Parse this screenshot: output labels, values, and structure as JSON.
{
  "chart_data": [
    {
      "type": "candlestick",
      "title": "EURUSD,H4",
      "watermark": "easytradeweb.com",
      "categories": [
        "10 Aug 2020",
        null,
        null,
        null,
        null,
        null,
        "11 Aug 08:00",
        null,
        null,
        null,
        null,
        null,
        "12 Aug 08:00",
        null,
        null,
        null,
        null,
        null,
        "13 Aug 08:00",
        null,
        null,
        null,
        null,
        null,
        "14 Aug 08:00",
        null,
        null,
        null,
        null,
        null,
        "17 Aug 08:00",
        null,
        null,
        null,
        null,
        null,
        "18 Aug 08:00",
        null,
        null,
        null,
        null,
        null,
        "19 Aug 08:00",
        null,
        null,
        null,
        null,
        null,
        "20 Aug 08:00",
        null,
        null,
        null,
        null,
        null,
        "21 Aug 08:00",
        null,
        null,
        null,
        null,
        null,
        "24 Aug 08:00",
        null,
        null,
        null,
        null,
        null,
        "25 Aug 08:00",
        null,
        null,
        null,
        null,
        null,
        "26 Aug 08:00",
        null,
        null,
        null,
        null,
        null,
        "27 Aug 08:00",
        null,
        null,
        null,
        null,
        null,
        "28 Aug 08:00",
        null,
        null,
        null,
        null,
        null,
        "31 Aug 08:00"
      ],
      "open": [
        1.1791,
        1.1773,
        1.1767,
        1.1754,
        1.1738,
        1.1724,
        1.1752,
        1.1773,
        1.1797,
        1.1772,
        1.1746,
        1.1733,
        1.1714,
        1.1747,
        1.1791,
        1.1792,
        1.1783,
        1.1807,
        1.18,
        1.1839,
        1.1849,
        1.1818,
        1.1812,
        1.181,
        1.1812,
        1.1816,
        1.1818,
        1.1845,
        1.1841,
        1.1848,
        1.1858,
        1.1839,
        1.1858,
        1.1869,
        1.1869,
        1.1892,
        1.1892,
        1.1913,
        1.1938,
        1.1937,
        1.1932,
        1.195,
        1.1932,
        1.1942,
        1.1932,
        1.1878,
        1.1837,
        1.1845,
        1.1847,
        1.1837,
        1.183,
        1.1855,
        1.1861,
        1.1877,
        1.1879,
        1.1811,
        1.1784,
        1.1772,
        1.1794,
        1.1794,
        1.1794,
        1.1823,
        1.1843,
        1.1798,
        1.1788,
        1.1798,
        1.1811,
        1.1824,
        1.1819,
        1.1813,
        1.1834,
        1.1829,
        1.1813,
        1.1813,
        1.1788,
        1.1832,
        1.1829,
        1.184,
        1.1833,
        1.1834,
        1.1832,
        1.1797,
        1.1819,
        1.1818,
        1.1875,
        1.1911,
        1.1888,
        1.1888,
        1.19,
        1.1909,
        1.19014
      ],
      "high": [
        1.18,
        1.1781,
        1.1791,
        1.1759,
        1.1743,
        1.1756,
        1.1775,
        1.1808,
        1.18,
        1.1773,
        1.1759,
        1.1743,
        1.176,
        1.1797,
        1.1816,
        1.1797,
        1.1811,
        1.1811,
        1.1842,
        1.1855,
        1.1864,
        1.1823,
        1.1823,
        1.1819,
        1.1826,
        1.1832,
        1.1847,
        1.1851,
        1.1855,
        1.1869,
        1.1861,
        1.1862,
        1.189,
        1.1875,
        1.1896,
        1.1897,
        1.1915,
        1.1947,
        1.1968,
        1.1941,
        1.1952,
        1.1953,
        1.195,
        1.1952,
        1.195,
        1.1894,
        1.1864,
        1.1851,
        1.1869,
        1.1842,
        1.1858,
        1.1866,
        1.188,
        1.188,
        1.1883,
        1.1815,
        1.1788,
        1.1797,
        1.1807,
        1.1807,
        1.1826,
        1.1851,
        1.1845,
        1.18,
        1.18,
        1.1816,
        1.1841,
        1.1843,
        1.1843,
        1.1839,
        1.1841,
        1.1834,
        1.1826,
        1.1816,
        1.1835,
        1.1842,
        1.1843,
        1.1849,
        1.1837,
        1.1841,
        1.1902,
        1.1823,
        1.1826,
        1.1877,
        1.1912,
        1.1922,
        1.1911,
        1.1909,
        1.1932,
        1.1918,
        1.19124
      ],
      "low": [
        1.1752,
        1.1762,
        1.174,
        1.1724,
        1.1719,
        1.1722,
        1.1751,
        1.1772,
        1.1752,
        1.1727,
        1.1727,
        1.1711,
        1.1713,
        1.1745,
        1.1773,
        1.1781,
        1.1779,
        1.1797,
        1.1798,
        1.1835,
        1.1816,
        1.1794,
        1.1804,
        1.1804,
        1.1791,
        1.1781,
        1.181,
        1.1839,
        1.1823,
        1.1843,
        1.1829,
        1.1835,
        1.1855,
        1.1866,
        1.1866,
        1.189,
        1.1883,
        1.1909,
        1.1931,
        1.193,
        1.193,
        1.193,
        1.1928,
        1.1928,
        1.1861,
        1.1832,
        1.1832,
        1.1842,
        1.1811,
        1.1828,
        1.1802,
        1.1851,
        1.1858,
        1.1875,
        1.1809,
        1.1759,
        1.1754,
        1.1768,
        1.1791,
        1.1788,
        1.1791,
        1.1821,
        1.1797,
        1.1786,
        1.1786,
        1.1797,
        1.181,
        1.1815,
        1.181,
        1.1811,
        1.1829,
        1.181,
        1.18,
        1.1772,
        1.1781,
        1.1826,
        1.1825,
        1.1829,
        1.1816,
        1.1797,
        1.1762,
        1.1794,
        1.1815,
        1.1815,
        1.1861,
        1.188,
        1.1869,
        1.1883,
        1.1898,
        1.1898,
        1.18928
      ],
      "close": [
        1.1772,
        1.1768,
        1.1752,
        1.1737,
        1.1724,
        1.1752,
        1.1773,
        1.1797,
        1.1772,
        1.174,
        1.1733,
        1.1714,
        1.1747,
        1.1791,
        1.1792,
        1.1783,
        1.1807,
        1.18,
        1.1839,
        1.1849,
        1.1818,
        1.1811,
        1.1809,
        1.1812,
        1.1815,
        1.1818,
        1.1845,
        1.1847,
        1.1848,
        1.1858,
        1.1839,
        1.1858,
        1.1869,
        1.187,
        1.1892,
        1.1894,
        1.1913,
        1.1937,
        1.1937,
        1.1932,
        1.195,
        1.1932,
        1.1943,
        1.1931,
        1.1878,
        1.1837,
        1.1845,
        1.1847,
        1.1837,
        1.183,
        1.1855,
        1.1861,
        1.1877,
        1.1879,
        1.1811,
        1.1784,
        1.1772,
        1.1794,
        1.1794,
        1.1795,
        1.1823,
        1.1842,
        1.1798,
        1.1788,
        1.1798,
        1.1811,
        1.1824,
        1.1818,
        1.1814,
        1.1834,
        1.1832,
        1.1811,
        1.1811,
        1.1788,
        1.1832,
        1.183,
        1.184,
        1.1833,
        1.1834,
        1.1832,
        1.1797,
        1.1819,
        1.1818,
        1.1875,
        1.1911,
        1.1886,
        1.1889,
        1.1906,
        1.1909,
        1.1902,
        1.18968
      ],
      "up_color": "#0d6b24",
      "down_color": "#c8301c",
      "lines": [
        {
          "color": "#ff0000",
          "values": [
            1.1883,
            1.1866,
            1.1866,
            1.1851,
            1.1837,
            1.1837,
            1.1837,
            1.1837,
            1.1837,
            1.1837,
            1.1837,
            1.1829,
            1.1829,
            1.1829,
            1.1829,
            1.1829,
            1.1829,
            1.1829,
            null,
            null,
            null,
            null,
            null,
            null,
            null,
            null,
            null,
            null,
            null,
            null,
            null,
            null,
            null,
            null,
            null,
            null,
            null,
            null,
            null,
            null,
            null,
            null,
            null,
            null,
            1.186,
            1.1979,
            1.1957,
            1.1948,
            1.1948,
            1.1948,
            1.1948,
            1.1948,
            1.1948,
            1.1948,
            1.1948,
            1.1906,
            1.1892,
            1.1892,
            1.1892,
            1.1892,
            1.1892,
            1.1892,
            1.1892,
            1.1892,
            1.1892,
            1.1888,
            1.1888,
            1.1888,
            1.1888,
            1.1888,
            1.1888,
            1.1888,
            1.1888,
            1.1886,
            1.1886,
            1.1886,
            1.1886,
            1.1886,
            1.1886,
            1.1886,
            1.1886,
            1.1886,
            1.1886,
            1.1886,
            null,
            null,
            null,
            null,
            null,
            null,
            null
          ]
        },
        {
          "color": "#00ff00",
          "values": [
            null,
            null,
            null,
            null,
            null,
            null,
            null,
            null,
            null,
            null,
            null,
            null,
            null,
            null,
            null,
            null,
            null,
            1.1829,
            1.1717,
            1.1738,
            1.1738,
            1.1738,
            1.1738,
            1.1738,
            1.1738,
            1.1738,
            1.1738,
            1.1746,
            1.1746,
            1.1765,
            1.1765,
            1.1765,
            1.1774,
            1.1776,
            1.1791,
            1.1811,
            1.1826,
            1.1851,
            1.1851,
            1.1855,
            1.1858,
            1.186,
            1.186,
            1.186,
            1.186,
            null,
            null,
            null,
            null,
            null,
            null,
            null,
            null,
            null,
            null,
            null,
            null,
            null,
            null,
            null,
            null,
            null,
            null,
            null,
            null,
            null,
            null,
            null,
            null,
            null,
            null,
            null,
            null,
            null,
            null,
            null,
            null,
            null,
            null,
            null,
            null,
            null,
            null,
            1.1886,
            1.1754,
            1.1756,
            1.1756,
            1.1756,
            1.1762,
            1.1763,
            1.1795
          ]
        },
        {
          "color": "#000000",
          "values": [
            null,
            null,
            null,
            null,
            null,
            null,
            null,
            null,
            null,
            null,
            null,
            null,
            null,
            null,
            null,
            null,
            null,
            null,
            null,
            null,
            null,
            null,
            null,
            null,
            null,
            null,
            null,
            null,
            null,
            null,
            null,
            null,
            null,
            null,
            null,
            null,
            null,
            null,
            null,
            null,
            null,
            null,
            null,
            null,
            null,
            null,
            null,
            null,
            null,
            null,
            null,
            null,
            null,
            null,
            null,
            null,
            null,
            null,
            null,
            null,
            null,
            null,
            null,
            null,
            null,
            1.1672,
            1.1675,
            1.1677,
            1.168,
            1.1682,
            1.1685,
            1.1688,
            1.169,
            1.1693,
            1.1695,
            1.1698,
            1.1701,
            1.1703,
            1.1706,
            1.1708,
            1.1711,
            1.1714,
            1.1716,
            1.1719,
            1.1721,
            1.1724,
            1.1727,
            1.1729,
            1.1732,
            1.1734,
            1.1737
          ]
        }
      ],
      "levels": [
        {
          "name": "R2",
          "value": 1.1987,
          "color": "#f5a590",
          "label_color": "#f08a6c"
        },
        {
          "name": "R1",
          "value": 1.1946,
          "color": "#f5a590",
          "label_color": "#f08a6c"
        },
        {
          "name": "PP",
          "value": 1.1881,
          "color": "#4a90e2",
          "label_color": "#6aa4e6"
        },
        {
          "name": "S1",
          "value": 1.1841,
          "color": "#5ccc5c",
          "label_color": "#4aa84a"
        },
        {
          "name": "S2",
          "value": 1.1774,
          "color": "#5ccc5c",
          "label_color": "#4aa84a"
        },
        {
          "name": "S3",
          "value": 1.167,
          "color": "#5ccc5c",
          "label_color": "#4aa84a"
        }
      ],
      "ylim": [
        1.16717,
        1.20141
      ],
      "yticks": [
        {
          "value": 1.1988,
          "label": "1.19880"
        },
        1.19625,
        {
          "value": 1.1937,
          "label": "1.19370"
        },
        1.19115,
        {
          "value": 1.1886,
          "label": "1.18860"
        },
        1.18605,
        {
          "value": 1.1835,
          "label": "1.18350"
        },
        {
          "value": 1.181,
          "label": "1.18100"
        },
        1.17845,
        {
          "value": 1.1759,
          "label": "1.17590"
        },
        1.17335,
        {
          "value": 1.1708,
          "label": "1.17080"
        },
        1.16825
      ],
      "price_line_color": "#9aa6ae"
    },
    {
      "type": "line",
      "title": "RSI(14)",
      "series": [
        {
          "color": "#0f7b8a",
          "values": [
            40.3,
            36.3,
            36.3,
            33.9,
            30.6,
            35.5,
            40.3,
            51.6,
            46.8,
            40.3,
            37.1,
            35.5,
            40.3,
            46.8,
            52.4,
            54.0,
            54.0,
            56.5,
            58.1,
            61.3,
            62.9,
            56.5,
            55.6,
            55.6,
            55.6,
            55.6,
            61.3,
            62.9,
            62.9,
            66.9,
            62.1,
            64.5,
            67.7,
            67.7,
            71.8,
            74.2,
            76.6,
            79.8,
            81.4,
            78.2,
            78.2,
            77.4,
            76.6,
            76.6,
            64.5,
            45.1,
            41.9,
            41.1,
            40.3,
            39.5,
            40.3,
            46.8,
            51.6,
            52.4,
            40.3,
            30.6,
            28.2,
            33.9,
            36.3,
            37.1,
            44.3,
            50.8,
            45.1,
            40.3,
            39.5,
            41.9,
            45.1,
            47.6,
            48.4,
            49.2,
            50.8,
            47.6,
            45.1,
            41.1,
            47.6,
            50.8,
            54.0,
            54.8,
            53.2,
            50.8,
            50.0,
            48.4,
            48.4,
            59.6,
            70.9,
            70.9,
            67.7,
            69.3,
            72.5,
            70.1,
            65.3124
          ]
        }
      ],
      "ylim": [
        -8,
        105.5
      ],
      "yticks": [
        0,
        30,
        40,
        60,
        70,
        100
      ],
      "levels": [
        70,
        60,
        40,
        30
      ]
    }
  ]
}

Exercise prompt =
Search the records for the word "name". Copy every line that has it.

The result =
          "name": "R2",
          "name": "R1",
          "name": "PP",
          "name": "S1",
          "name": "S2",
          "name": "S3",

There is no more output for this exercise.